DIRECTIONS FOR THIS TASK. From the entries below, extract every line that includes the word "email".

DATA IN THIS EXERCISE.
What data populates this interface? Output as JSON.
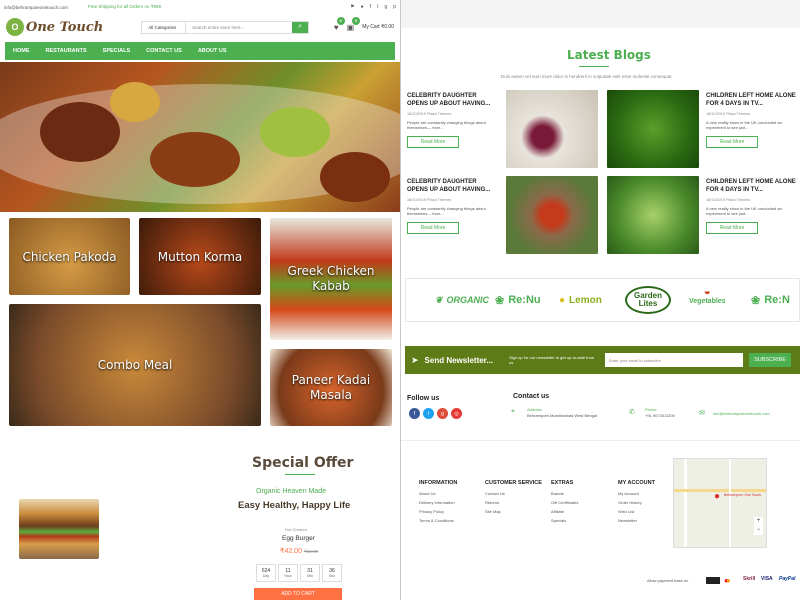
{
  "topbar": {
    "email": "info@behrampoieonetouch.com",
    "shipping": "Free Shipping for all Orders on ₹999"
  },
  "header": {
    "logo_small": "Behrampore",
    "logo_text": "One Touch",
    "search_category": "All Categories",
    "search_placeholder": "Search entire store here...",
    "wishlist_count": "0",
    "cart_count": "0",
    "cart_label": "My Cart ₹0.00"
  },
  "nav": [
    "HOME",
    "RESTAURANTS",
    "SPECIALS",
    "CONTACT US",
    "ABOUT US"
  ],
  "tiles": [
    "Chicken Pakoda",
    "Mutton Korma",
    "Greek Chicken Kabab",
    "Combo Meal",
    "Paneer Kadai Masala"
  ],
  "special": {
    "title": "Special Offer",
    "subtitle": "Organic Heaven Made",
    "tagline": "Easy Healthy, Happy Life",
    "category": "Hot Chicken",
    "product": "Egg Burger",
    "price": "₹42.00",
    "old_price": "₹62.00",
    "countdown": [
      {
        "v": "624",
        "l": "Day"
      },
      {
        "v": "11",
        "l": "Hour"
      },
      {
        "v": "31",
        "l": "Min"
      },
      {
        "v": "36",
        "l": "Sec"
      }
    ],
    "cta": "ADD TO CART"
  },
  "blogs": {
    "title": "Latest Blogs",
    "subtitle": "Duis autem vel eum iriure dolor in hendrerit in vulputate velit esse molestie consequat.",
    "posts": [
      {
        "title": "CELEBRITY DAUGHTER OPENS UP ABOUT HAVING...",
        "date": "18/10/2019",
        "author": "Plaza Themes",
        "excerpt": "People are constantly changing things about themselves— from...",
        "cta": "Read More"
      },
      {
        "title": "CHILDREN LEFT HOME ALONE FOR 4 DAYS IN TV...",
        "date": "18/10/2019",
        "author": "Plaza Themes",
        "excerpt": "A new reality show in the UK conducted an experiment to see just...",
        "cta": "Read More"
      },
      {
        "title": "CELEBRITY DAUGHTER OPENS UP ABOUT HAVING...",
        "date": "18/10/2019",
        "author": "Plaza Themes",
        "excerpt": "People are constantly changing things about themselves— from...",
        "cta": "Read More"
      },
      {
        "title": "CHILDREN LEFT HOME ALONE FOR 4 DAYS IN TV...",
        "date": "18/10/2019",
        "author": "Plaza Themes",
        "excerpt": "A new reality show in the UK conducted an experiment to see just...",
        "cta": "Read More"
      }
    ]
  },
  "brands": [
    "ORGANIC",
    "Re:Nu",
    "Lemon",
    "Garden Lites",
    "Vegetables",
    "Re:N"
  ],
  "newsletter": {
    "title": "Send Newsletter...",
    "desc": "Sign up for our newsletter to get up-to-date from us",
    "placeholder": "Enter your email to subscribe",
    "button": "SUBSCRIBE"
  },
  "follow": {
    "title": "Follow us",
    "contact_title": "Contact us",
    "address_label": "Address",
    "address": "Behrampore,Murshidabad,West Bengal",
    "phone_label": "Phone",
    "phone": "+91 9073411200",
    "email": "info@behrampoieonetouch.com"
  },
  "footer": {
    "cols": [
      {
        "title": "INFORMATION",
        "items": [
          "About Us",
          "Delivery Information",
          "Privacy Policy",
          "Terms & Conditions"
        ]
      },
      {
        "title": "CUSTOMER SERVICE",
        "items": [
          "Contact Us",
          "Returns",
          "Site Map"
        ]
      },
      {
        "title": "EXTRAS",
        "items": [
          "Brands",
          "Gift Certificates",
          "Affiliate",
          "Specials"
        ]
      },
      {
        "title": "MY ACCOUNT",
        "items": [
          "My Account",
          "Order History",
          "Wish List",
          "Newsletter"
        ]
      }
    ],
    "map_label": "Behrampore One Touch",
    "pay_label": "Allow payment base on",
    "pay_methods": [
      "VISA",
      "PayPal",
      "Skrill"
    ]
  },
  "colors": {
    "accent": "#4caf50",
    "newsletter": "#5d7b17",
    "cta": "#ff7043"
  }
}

==

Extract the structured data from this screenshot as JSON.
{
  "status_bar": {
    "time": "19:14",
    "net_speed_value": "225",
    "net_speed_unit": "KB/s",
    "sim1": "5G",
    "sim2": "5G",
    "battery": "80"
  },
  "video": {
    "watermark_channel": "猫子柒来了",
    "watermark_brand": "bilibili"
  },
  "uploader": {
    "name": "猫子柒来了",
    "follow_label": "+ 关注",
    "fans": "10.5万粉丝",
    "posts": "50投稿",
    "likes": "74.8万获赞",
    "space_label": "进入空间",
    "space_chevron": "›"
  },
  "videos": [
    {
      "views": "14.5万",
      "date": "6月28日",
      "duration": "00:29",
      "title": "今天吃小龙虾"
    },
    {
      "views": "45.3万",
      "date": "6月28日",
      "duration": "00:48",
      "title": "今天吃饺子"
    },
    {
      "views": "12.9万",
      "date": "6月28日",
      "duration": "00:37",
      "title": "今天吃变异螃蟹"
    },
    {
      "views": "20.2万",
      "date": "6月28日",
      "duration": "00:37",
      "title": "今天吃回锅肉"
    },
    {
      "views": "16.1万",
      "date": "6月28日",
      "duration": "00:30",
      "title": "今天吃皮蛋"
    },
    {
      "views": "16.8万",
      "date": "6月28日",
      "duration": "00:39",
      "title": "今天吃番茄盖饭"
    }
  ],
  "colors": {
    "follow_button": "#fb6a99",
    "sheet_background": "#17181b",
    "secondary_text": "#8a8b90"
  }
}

TASK ANSWER.
    "email": "info@behrampoieonetouch.com",
    "placeholder": "Enter your email to subscribe",
    "email": "info@behrampoieonetouch.com"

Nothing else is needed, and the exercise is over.